TASK REQUIREMENTS – Count every line in the following entries where the word "true" appears. Give the count alone.
--- Begin DATASET ---
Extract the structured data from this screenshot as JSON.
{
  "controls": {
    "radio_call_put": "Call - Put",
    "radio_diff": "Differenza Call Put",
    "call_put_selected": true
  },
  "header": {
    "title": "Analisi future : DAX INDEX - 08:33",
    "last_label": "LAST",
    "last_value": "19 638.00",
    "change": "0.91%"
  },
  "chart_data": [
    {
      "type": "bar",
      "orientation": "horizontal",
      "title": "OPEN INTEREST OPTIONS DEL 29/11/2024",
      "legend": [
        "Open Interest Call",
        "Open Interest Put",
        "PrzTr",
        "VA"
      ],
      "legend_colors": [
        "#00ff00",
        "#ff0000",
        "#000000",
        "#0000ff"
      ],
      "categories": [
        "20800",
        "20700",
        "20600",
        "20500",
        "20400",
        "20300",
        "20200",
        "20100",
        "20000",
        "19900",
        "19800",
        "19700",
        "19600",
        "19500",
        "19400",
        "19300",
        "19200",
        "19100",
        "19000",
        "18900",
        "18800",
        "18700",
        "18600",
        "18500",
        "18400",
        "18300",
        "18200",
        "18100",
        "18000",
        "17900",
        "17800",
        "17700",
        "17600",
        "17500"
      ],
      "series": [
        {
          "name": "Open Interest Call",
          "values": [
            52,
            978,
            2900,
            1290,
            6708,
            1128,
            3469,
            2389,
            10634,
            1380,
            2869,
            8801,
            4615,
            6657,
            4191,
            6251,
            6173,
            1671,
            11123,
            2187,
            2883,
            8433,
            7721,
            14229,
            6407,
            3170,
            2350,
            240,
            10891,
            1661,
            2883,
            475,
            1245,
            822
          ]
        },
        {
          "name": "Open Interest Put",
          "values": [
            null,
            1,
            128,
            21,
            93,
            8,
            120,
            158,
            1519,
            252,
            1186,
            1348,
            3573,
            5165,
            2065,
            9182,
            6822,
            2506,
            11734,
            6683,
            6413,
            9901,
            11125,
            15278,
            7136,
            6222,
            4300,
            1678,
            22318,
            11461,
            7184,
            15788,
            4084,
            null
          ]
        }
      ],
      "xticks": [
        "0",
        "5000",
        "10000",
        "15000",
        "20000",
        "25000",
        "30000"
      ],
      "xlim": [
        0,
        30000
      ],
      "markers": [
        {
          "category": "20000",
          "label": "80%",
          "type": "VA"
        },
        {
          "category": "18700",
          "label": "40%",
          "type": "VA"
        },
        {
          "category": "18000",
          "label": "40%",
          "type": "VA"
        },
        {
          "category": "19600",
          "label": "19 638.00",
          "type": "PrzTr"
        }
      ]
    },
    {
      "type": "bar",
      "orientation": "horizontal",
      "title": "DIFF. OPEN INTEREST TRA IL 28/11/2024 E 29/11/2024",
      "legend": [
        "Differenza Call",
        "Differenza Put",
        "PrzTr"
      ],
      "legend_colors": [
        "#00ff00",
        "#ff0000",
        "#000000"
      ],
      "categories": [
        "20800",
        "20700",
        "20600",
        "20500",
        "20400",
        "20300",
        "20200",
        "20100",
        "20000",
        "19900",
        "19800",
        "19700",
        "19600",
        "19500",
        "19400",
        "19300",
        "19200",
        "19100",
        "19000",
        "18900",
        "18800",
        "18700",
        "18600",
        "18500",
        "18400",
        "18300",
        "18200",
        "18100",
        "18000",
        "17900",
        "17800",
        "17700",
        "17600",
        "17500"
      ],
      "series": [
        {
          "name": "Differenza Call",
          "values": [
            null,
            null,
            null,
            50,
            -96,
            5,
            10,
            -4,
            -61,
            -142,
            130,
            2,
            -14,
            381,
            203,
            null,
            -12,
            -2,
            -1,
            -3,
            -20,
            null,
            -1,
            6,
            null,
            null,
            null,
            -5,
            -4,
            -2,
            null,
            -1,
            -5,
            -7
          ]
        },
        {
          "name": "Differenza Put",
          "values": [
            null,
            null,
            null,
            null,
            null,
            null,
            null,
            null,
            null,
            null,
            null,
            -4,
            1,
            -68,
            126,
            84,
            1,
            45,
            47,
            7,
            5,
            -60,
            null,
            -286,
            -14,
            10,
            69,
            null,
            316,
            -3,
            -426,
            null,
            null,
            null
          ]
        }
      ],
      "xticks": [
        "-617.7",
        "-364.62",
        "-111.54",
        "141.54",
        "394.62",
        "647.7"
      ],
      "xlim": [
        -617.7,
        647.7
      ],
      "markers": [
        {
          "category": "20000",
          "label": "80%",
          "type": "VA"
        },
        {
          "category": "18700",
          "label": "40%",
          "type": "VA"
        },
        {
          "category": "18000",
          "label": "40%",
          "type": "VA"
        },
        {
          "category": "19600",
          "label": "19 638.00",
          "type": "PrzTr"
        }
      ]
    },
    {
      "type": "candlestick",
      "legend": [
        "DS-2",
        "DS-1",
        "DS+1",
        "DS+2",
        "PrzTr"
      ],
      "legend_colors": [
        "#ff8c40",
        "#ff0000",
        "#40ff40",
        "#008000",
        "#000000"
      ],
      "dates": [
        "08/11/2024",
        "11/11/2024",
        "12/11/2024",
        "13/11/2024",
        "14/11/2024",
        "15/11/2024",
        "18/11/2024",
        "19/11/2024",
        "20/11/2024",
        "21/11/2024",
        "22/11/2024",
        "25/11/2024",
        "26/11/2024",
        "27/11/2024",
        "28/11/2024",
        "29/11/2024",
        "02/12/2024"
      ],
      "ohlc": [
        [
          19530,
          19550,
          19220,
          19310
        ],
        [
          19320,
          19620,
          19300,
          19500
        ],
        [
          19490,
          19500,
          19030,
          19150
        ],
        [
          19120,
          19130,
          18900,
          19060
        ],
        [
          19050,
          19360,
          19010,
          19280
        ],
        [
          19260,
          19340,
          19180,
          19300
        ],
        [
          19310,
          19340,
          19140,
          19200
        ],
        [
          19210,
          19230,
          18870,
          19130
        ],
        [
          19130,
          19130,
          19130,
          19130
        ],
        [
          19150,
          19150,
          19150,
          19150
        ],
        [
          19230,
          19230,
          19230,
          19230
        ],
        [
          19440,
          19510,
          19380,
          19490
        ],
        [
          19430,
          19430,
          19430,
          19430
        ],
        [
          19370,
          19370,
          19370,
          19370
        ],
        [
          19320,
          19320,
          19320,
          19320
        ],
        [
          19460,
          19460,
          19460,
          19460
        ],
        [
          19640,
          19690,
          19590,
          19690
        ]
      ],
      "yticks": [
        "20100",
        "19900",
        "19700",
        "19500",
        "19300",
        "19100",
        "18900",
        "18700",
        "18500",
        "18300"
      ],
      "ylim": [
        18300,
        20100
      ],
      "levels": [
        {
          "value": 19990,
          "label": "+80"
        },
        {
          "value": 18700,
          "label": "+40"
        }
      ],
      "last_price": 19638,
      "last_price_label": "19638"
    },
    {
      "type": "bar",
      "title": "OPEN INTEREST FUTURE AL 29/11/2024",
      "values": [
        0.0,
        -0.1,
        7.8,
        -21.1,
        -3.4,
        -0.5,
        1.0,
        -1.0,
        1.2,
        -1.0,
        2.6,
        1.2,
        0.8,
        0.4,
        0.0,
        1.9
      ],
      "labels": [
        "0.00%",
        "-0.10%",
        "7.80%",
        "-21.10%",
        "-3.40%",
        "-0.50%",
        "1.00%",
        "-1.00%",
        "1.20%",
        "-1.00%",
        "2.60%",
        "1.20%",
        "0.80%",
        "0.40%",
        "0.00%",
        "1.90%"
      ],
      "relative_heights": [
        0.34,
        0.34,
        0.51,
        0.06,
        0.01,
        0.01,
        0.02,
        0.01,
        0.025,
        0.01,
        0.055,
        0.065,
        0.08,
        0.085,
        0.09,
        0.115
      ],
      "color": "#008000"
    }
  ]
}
--- End DATASET ---
--- Begin DATASET ---
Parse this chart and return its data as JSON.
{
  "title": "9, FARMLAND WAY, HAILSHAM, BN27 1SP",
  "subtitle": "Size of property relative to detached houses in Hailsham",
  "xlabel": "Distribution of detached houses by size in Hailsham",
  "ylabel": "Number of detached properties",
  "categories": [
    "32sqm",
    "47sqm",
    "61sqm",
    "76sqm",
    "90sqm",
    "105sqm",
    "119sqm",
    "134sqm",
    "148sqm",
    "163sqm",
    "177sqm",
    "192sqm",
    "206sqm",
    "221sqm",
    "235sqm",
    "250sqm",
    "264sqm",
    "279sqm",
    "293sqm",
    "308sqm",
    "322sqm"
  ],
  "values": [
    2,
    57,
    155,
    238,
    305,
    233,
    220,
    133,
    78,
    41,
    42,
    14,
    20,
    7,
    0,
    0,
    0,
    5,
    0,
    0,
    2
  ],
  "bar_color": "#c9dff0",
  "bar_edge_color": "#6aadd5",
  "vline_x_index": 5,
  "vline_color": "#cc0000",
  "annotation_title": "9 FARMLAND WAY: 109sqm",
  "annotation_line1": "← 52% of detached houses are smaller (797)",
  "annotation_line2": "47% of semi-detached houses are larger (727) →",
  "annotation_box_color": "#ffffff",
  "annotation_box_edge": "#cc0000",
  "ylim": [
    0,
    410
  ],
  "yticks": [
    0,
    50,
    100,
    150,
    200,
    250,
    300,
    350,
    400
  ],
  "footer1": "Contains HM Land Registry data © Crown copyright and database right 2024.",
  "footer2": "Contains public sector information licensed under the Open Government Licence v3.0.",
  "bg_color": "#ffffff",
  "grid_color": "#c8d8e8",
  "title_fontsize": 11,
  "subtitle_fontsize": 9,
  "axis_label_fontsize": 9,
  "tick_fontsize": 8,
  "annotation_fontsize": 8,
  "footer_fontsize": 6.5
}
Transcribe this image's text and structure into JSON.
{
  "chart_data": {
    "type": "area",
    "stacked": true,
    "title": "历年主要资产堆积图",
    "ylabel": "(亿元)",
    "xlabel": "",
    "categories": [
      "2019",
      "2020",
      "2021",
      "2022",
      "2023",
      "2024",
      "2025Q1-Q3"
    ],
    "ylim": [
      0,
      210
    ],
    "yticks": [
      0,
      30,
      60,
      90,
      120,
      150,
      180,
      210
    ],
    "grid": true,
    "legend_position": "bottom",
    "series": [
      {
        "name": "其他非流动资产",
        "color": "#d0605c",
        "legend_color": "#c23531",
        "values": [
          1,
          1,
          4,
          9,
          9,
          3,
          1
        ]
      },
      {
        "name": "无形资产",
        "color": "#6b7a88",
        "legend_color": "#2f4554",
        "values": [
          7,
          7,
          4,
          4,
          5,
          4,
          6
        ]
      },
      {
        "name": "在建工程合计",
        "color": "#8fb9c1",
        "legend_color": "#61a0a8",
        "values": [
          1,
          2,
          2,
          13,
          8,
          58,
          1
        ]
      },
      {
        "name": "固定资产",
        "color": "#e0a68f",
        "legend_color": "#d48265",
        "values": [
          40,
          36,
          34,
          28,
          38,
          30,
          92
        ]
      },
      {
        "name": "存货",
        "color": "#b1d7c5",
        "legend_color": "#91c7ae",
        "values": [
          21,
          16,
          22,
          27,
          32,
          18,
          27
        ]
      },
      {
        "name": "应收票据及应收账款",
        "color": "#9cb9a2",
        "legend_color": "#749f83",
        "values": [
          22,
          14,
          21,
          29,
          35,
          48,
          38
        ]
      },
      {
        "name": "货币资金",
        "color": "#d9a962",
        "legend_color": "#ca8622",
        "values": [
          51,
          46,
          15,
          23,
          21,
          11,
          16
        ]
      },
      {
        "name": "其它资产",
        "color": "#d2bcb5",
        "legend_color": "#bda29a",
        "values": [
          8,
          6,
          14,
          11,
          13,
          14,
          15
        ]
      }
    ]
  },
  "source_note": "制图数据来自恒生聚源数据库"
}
--- End DATASET ---
TASK ANSWER – 3